**EXERCISE TASK:** Scan the records below for the word "driver" and give only the number of lines that hold it.

(Data records)
.....
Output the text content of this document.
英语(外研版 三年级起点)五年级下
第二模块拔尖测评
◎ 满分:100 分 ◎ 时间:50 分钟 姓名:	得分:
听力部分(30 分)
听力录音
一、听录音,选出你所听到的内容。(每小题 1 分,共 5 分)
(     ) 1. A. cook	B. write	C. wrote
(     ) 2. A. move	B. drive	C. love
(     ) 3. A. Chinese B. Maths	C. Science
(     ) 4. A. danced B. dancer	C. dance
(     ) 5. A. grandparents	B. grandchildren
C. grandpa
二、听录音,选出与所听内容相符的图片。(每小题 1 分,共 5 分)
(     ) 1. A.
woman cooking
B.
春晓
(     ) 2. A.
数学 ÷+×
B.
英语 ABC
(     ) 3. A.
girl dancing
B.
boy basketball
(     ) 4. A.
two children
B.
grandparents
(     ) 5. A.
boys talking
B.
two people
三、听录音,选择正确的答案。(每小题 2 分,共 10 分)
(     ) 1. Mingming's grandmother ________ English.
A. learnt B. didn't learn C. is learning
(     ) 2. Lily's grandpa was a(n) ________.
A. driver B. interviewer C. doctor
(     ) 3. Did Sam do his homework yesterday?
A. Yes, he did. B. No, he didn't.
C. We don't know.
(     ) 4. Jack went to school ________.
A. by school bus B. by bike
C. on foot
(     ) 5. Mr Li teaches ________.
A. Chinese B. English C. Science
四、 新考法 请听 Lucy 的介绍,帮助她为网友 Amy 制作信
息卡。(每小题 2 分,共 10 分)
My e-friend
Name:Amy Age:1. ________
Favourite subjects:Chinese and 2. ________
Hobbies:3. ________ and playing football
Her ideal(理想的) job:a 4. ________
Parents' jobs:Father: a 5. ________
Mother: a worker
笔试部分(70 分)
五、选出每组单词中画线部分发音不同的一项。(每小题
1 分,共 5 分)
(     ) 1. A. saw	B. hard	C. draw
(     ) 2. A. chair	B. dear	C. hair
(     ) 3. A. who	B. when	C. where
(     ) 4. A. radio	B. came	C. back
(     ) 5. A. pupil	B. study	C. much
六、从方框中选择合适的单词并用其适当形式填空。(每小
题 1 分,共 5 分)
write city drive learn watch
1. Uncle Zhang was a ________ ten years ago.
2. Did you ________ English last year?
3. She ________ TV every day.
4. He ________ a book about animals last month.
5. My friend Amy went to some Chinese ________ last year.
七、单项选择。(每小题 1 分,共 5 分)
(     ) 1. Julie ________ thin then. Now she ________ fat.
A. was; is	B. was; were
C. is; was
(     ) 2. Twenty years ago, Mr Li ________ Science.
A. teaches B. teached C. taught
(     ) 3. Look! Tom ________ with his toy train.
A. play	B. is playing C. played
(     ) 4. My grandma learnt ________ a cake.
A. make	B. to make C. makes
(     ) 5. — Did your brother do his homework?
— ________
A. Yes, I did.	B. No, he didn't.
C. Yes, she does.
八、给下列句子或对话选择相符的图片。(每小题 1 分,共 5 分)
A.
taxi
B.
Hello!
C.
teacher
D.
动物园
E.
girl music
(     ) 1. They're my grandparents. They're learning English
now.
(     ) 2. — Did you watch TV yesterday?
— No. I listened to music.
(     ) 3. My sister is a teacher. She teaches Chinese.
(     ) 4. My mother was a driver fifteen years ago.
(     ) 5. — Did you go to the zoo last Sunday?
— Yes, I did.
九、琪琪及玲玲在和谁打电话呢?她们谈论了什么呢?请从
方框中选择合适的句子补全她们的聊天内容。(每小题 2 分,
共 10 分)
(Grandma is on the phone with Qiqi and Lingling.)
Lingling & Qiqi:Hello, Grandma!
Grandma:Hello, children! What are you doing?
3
.....
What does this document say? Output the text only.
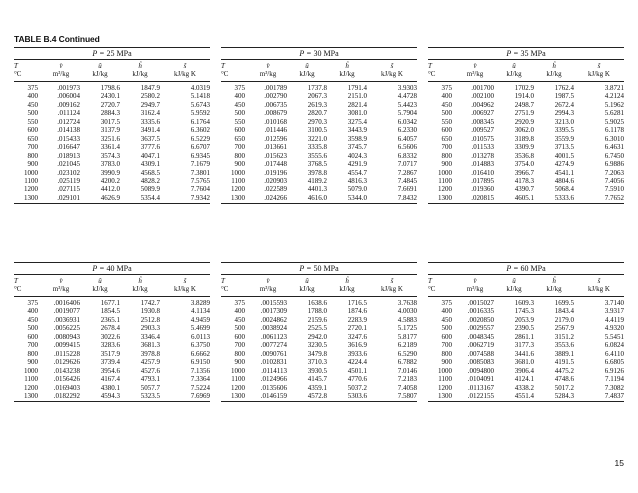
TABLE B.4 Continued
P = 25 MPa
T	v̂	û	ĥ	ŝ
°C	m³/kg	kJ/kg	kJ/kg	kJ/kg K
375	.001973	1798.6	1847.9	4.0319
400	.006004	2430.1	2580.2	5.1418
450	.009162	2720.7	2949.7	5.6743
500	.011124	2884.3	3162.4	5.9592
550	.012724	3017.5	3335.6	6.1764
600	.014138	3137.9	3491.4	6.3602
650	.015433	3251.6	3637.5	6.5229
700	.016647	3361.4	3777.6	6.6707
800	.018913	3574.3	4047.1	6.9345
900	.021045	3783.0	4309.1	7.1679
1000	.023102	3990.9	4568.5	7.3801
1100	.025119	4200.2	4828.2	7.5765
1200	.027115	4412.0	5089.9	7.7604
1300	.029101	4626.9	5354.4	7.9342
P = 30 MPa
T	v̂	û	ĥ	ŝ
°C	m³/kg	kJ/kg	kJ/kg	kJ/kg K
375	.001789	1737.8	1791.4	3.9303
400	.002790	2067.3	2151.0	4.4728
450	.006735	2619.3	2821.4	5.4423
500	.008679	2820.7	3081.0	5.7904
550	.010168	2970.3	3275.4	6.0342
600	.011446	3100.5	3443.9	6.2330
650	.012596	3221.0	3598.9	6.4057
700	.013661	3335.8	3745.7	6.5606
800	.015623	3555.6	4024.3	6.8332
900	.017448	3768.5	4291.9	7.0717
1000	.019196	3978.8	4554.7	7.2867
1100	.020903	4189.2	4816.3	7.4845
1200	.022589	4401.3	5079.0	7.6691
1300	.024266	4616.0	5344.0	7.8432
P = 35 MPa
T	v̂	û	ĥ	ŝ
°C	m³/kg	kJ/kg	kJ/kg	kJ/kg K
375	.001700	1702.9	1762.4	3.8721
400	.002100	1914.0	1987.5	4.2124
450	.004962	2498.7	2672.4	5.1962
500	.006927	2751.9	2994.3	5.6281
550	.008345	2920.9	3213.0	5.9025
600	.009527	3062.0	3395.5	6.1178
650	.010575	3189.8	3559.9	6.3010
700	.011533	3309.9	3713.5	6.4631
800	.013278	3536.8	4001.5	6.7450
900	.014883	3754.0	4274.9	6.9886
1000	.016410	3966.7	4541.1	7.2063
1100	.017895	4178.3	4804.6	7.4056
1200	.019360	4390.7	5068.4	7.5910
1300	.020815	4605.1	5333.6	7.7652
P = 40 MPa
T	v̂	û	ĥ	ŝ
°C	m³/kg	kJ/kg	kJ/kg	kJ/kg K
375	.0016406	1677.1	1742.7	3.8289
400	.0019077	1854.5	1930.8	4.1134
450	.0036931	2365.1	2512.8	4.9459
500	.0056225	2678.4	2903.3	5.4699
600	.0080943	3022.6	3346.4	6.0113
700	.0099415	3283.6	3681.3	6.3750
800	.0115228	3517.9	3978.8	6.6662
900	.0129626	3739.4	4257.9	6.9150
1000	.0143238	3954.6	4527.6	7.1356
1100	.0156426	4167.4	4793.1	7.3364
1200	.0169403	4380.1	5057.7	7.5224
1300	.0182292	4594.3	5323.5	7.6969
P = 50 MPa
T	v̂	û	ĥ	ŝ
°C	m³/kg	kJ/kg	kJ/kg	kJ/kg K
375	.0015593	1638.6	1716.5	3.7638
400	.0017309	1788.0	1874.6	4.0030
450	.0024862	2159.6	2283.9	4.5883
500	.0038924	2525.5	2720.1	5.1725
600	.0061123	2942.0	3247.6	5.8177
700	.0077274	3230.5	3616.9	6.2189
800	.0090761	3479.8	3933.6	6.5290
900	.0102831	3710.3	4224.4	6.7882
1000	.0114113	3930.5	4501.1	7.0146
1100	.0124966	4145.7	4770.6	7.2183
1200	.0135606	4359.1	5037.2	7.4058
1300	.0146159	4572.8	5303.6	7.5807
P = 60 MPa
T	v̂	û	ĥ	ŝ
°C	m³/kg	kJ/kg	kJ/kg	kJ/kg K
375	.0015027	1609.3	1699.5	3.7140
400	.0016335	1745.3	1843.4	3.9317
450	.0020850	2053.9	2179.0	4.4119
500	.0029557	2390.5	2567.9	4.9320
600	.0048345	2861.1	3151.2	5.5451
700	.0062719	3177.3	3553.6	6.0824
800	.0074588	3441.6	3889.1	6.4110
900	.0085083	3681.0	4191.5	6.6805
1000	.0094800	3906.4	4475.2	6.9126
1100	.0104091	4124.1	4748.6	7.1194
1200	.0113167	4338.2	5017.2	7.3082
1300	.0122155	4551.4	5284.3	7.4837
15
.....
**ANSWER TO THE PROBLEM:** 2